**Work instructions:**
1 - Repeat word for word the passage of the physics discussion starting with "How much of" and going on through "EM wave propagation.".
2 - Answer these from the physics discussion:
(a) Once a body is spinning, what happens to its inertia?
(b) At what speed do all scientists agree the electrical charge travels?
(c) What causes heating due to "resistance"?

**Document:**
^^^^^^^^^^^^^^^^

Only with rotating bodies, Newtonian physics applies to non-spinning bodies ok, the momentum & inertia are the same, once it is spinning the inertia gets moved, or translated, into another direction.


And this is an alternative viewpoint – at odds with mainstream science? Or, have you not said that?


Most of it isn't contradicting mainstream science, you will find scientists that disagree on just about everything, so nothing is really 100% verified.


How much of that does mainstream science agree with?


I guess the main disagreement is on how the charge is transferred, all scientists agree electrons in a wire move quite slowly, in fact it's the electrons moving that causes heating due to 'resistance'. All scientists agree that the electrical charge travels at lightspeed. The difference is that most of them account for the energy transfer using some assumed woo-woo 'action at a distance' effect, the same way they assume EM wave propagation.
They invented this model of a newton's cradle effect, where the charge in the 1st electron pushes on some kind of 'boundary layer' which in turn pushes the next 'boundary layer' & so on until the charge has reached it's goal, no-one has ever explained what these boundary layers are, they just assume them to be there because it fits their model.

^^^^^^^^^^^^^^^^

(Rows from a layout dataset)
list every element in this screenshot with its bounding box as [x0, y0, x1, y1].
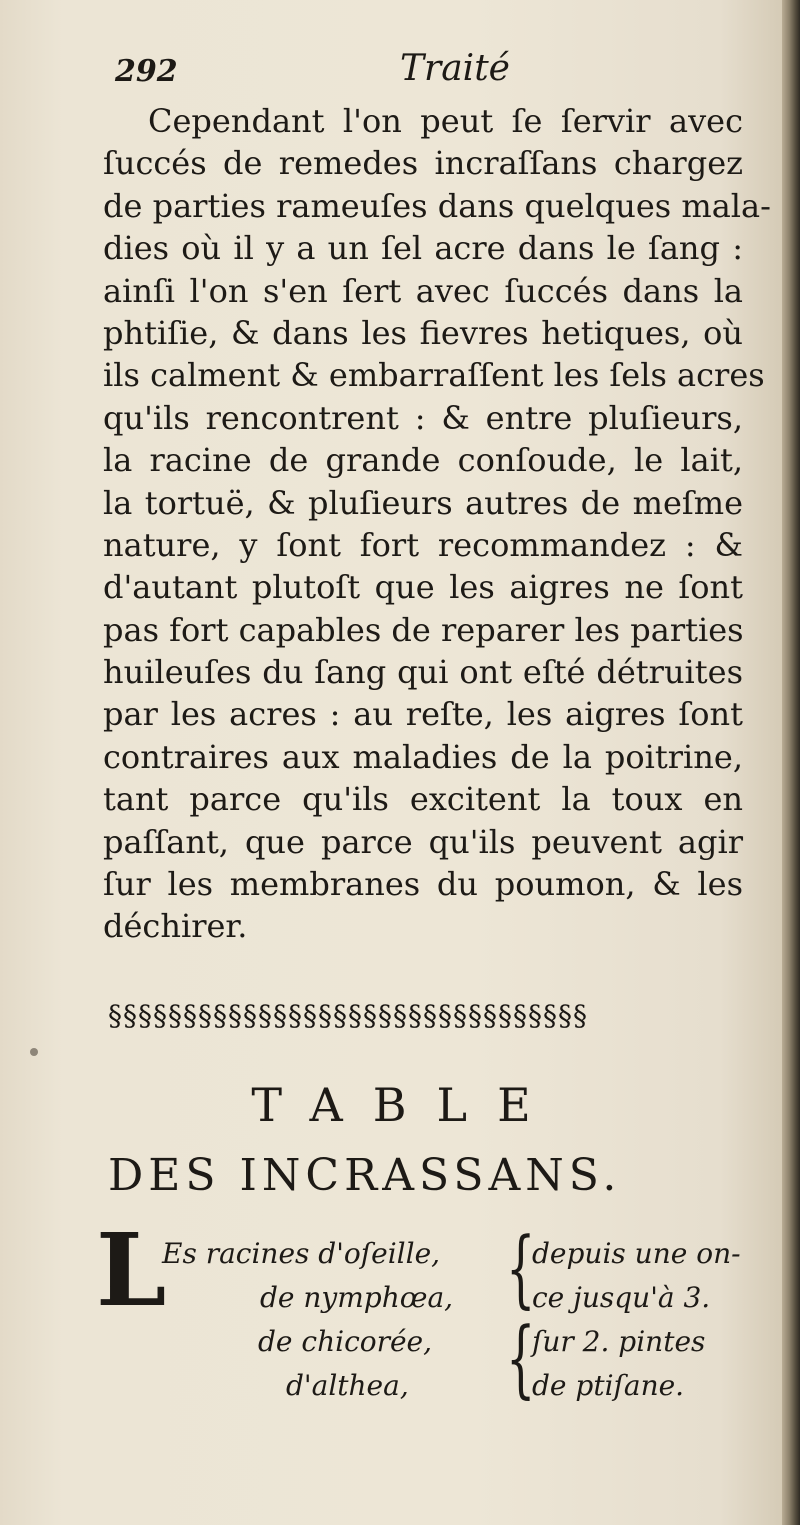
- text-line: qu'ils rencontrent : & entre pluſieurs,: [103, 398, 743, 437]
- table-subtitle: DES INCRASSANS.: [108, 1150, 622, 1201]
- ingredient-item: de nymphœa,: [260, 1281, 454, 1314]
- dosage-line: de ptiſane.: [532, 1369, 685, 1402]
- text-line: ſur les membranes du poumon, & les: [103, 865, 743, 904]
- ink-spot: [30, 1048, 38, 1056]
- text-line: par les acres : au reſte, les aigres ſont: [103, 695, 743, 734]
- body-paragraph: [103, 100, 771, 948]
- ornament-divider: §§§§§§§§§§§§§§§§§§§§§§§§§§§§§§§§: [108, 999, 588, 1032]
- text-line: ils calment & embarraſſent les ſels acres: [103, 356, 765, 395]
- dosage-line: ſur 2. pintes: [532, 1325, 706, 1358]
- brace-icon: {: [506, 1219, 536, 1317]
- text-line: huileuſes du ſang qui ont eſté détruites: [103, 653, 743, 692]
- text-line: ainſi l'on s'en ſert avec ſuccés dans la: [103, 271, 743, 310]
- text-line: tant parce qu'ils excitent la toux en: [103, 780, 743, 819]
- text-line: de parties rameuſes dans quelques mala-: [103, 186, 771, 225]
- dosage-note: [532, 1232, 772, 1320]
- text-line: pas fort capables de reparer les parties: [103, 610, 744, 649]
- dosage-line: depuis une on-: [532, 1237, 741, 1270]
- dosage-line: ce jusqu'à 3.: [532, 1281, 711, 1314]
- page-number: 292: [115, 54, 178, 89]
- book-spine-edge: [782, 0, 800, 1525]
- text-line: phtiſie, & dans les fievres hetiques, où: [103, 313, 743, 352]
- text-line: la tortuë, & pluſieurs autres de meſme: [103, 483, 743, 522]
- running-title: Traité: [400, 48, 510, 89]
- text-line: nature, y ſont fort recommandez : &: [103, 525, 743, 564]
- text-line: d'autant plutoſt que les aigres ne ſont: [103, 568, 743, 607]
- table-title: TABLE: [251, 1078, 561, 1132]
- text-line: contraires aux maladies de la poitrine,: [103, 737, 743, 776]
- ingredient-item: Es racines d'oſeille,: [162, 1237, 441, 1270]
- text-line: ſuccés de remedes incraſſans chargez: [103, 144, 743, 183]
- page-header: [115, 48, 735, 96]
- text-line: la racine de grande conſoude, le lait,: [103, 441, 743, 480]
- ingredient-list: [162, 1232, 502, 1408]
- dosage-note: [532, 1320, 772, 1408]
- ingredient-item: de chicorée,: [258, 1325, 433, 1358]
- text-line: dies où il y a un ſel acre dans le ſang :: [103, 229, 743, 268]
- text-line: déchirer.: [103, 907, 248, 946]
- text-line: Cependant l'on peut ſe ſervir avec: [148, 102, 743, 140]
- text-line: paſſant, que parce qu'ils peuvent agir: [103, 822, 743, 861]
- brace-icon: {: [506, 1309, 536, 1407]
- drop-cap: L: [96, 1211, 167, 1329]
- ingredient-item: d'althea,: [286, 1369, 409, 1402]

^^^^^^^^^^^^^^^^

**Set of answers:**
1 -
How much of that does mainstream science agree with?


I guess the main disagreement is on how the charge is transferred, all scientists agree electrons in a wire move quite slowly, in fact it's the electrons moving that causes heating due to 'resistance'. All scientists agree that the electrical charge travels at lightspeed. The difference is that most of them account for the energy transfer using some assumed woo-woo 'action at a distance' effect, the same way they assume EM wave propagation.

2 -
(a) It gets moved, or translated, into another direction.
(b) At lightspeed.
(c) The electrons moving.